• **Aim**: Search the data for the word "chemisorbed" and copy every line where it occurs.

• **Materials provided**:
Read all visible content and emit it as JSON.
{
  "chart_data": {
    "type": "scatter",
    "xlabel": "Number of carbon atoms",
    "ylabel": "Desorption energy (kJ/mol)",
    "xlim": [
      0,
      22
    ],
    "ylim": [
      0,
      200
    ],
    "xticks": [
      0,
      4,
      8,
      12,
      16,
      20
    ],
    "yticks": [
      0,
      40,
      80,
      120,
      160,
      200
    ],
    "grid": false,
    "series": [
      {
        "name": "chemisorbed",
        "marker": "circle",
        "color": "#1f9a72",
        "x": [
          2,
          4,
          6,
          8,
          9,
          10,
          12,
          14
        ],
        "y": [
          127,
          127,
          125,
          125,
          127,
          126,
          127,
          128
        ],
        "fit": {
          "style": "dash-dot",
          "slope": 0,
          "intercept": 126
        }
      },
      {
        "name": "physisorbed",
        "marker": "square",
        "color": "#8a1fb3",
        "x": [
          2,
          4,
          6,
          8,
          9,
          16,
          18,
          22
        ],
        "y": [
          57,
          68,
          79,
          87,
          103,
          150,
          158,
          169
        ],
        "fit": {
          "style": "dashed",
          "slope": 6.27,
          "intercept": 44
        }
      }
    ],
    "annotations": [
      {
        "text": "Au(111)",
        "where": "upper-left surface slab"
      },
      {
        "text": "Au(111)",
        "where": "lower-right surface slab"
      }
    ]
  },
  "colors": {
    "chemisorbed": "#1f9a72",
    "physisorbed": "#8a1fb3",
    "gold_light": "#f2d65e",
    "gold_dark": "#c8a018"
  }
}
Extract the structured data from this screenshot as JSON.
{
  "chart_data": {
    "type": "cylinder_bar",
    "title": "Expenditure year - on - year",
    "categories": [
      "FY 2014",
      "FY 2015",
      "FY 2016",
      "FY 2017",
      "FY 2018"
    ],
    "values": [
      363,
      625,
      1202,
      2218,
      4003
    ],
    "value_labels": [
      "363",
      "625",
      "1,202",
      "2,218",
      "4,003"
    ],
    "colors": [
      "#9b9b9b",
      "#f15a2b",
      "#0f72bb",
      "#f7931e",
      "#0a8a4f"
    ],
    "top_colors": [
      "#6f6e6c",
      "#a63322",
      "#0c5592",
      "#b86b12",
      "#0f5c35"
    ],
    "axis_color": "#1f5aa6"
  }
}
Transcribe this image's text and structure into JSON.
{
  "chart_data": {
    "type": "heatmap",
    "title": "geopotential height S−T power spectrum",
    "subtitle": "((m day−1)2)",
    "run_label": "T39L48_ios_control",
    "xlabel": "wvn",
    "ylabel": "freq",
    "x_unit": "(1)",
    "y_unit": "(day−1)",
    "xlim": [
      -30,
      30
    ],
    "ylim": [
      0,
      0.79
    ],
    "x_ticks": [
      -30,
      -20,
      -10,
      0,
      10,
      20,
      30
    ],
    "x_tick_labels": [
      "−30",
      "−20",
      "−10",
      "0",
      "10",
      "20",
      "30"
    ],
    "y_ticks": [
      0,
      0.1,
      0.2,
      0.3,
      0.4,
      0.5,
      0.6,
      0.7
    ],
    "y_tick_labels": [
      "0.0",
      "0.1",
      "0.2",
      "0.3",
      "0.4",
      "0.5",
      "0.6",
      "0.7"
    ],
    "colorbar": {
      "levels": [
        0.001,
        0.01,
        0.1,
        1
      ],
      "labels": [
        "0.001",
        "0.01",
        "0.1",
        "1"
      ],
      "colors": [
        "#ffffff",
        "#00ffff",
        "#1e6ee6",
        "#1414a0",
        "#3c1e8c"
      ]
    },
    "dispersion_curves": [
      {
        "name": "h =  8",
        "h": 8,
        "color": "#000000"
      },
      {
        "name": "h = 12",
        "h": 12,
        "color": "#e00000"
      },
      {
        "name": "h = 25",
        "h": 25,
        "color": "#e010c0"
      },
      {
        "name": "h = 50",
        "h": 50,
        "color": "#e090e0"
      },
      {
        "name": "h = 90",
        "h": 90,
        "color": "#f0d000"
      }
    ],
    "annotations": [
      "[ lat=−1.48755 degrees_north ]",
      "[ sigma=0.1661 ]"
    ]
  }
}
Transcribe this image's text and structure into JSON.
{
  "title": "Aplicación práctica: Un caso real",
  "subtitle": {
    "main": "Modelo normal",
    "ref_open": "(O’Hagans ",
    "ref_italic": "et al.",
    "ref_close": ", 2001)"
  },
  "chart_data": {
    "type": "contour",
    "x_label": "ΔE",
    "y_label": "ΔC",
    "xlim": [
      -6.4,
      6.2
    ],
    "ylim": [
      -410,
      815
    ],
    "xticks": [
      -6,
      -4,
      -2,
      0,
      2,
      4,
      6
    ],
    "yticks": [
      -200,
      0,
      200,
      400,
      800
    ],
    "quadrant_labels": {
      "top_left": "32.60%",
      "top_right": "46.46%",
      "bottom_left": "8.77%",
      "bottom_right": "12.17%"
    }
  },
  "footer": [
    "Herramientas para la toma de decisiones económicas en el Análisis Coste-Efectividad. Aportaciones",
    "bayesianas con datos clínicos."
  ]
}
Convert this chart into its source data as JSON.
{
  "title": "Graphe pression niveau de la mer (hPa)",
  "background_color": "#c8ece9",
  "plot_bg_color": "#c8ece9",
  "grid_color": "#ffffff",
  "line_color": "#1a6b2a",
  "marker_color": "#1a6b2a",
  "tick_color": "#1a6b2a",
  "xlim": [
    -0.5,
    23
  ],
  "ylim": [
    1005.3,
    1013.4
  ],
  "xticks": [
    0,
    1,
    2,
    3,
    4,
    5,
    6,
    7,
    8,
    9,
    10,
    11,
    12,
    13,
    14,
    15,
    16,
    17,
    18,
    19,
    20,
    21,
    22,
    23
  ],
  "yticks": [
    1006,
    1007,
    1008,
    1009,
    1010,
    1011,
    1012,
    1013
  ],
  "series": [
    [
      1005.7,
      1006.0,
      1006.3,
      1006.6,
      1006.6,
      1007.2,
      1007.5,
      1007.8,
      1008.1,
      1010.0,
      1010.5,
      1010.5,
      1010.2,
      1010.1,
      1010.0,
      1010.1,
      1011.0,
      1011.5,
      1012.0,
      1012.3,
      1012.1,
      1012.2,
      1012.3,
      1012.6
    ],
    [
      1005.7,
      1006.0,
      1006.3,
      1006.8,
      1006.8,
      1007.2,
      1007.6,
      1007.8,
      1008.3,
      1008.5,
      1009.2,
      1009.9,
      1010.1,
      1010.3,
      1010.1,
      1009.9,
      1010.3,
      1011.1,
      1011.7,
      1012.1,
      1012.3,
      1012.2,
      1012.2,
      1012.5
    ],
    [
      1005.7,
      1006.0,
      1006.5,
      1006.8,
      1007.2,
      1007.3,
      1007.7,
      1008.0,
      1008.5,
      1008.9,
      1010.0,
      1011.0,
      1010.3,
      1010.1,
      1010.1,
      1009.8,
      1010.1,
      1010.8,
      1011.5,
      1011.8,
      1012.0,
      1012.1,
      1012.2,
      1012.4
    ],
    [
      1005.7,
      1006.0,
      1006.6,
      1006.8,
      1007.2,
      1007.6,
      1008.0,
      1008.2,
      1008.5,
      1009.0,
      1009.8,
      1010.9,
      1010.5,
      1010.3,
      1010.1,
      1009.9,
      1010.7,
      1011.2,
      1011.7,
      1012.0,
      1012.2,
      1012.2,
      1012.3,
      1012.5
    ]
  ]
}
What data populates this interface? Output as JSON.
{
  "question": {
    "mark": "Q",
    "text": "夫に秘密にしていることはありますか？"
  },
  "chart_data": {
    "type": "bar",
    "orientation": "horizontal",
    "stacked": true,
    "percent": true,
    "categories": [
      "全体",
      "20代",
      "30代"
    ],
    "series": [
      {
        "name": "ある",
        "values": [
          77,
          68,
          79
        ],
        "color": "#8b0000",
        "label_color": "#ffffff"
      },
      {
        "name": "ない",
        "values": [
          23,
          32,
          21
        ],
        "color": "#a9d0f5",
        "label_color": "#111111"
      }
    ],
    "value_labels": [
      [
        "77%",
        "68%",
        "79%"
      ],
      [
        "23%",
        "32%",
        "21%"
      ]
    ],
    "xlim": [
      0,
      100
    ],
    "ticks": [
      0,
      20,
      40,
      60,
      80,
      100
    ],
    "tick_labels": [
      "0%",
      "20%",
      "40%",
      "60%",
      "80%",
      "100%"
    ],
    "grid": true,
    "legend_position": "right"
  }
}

• **Complete response**:
        "name": "chemisorbed",
    "chemisorbed": "#1f9a72",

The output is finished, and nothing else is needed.